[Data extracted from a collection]

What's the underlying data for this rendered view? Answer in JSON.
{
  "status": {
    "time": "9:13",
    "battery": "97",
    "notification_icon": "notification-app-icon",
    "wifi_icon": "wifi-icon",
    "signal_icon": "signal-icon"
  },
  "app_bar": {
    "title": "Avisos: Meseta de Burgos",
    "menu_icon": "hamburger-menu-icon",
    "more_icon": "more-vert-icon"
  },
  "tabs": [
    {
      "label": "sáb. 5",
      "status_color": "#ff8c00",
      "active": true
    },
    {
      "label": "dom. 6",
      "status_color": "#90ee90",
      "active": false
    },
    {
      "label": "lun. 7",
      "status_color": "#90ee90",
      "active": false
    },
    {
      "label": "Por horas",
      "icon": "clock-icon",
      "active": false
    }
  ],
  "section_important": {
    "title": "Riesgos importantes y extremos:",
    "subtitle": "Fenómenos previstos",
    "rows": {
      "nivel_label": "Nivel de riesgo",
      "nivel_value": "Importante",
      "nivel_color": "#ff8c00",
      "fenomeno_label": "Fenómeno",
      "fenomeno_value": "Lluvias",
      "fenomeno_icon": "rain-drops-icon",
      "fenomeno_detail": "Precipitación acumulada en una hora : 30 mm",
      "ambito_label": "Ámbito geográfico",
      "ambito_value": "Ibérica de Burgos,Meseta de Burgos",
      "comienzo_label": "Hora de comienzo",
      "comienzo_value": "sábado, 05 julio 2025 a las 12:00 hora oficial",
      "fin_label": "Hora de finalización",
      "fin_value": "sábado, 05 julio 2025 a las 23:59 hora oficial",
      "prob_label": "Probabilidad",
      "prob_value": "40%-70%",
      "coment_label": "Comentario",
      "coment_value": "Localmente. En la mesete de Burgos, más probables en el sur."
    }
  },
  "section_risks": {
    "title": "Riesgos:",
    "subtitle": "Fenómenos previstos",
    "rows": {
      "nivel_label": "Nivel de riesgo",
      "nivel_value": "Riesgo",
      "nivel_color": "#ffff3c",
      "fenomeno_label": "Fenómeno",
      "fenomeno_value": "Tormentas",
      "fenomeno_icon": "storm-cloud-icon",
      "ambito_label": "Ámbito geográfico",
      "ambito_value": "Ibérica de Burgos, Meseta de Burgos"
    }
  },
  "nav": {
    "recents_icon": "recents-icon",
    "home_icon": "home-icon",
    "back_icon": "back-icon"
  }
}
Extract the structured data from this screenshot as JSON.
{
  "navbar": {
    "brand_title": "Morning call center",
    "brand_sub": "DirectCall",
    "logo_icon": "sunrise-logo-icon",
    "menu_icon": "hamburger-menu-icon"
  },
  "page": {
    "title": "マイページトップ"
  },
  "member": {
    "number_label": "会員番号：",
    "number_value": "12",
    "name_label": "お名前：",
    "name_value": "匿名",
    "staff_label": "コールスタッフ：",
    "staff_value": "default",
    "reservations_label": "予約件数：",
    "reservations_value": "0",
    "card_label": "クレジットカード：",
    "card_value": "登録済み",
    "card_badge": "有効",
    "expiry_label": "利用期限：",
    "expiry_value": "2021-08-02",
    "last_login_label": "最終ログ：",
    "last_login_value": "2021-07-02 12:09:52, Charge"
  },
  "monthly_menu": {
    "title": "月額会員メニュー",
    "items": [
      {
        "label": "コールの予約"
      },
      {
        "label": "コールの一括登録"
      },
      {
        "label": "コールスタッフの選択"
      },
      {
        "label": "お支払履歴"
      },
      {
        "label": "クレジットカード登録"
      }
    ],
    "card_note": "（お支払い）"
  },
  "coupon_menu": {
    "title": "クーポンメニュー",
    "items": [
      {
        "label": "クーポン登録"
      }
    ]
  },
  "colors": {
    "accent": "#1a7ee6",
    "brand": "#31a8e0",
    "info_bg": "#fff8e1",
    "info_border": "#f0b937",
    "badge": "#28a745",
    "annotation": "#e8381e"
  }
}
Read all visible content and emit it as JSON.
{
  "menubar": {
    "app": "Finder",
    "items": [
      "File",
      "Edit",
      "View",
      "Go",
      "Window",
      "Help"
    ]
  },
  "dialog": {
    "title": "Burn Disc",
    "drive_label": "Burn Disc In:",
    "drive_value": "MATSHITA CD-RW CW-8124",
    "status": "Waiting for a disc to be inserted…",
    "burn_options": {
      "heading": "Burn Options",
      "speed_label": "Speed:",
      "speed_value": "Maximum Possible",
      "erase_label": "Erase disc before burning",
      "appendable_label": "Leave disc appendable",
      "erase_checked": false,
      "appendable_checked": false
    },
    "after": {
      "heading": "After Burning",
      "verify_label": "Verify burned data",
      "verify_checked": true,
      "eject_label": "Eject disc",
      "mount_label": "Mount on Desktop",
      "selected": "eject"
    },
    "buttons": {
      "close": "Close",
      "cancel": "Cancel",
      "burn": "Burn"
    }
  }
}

TASK OBJECTIVE - Restate all of the entries exactly, please.

EXERCISE ANSWER -
What's the underlying data for this rendered view? Answer in JSON.
{
  "status": {
    "time": "9:13",
    "battery": "97",
    "notification_icon": "notification-app-icon",
    "wifi_icon": "wifi-icon",
    "signal_icon": "signal-icon"
  },
  "app_bar": {
    "title": "Avisos: Meseta de Burgos",
    "menu_icon": "hamburger-menu-icon",
    "more_icon": "more-vert-icon"
  },
  "tabs": [
    {
      "label": "sáb. 5",
      "status_color": "#ff8c00",
      "active": true
    },
    {
      "label": "dom. 6",
      "status_color": "#90ee90",
      "active": false
    },
    {
      "label": "lun. 7",
      "status_color": "#90ee90",
      "active": false
    },
    {
      "label": "Por horas",
      "icon": "clock-icon",
      "active": false
    }
  ],
  "section_important": {
    "title": "Riesgos importantes y extremos:",
    "subtitle": "Fenómenos previstos",
    "rows": {
      "nivel_label": "Nivel de riesgo",
      "nivel_value": "Importante",
      "nivel_color": "#ff8c00",
      "fenomeno_label": "Fenómeno",
      "fenomeno_value": "Lluvias",
      "fenomeno_icon": "rain-drops-icon",
      "fenomeno_detail": "Precipitación acumulada en una hora : 30 mm",
      "ambito_label": "Ámbito geográfico",
      "ambito_value": "Ibérica de Burgos,Meseta de Burgos",
      "comienzo_label": "Hora de comienzo",
      "comienzo_value": "sábado, 05 julio 2025 a las 12:00 hora oficial",
      "fin_label": "Hora de finalización",
      "fin_value": "sábado, 05 julio 2025 a las 23:59 hora oficial",
      "prob_label": "Probabilidad",
      "prob_value": "40%-70%",
      "coment_label": "Comentario",
      "coment_value": "Localmente. En la mesete de Burgos, más probables en el sur."
    }
  },
  "section_risks": {
    "title": "Riesgos:",
    "subtitle": "Fenómenos previstos",
    "rows": {
      "nivel_label": "Nivel de riesgo",
      "nivel_value": "Riesgo",
      "nivel_color": "#ffff3c",
      "fenomeno_label": "Fenómeno",
      "fenomeno_value": "Tormentas",
      "fenomeno_icon": "storm-cloud-icon",
      "ambito_label": "Ámbito geográfico",
      "ambito_value": "Ibérica de Burgos, Meseta de Burgos"
    }
  },
  "nav": {
    "recents_icon": "recents-icon",
    "home_icon": "home-icon",
    "back_icon": "back-icon"
  }
}
Extract the structured data from this screenshot as JSON.
{
  "navbar": {
    "brand_title": "Morning call center",
    "brand_sub": "DirectCall",
    "logo_icon": "sunrise-logo-icon",
    "menu_icon": "hamburger-menu-icon"
  },
  "page": {
    "title": "マイページトップ"
  },
  "member": {
    "number_label": "会員番号：",
    "number_value": "12",
    "name_label": "お名前：",
    "name_value": "匿名",
    "staff_label": "コールスタッフ：",
    "staff_value": "default",
    "reservations_label": "予約件数：",
    "reservations_value": "0",
    "card_label": "クレジットカード：",
    "card_value": "登録済み",
    "card_badge": "有効",
    "expiry_label": "利用期限：",
    "expiry_value": "2021-08-02",
    "last_login_label": "最終ログ：",
    "last_login_value": "2021-07-02 12:09:52, Charge"
  },
  "monthly_menu": {
    "title": "月額会員メニュー",
    "items": [
      {
        "label": "コールの予約"
      },
      {
        "label": "コールの一括登録"
      },
      {
        "label": "コールスタッフの選択"
      },
      {
        "label": "お支払履歴"
      },
      {
        "label": "クレジットカード登録"
      }
    ],
    "card_note": "（お支払い）"
  },
  "coupon_menu": {
    "title": "クーポンメニュー",
    "items": [
      {
        "label": "クーポン登録"
      }
    ]
  },
  "colors": {
    "accent": "#1a7ee6",
    "brand": "#31a8e0",
    "info_bg": "#fff8e1",
    "info_border": "#f0b937",
    "badge": "#28a745",
    "annotation": "#e8381e"
  }
}
Read all visible content and emit it as JSON.
{
  "menubar": {
    "app": "Finder",
    "items": [
      "File",
      "Edit",
      "View",
      "Go",
      "Window",
      "Help"
    ]
  },
  "dialog": {
    "title": "Burn Disc",
    "drive_label": "Burn Disc In:",
    "drive_value": "MATSHITA CD-RW CW-8124",
    "status": "Waiting for a disc to be inserted…",
    "burn_options": {
      "heading": "Burn Options",
      "speed_label": "Speed:",
      "speed_value": "Maximum Possible",
      "erase_label": "Erase disc before burning",
      "appendable_label": "Leave disc appendable",
      "erase_checked": false,
      "appendable_checked": false
    },
    "after": {
      "heading": "After Burning",
      "verify_label": "Verify burned data",
      "verify_checked": true,
      "eject_label": "Eject disc",
      "mount_label": "Mount on Desktop",
      "selected": "eject"
    },
    "buttons": {
      "close": "Close",
      "cancel": "Cancel",
      "burn": "Burn"
    }
  }
}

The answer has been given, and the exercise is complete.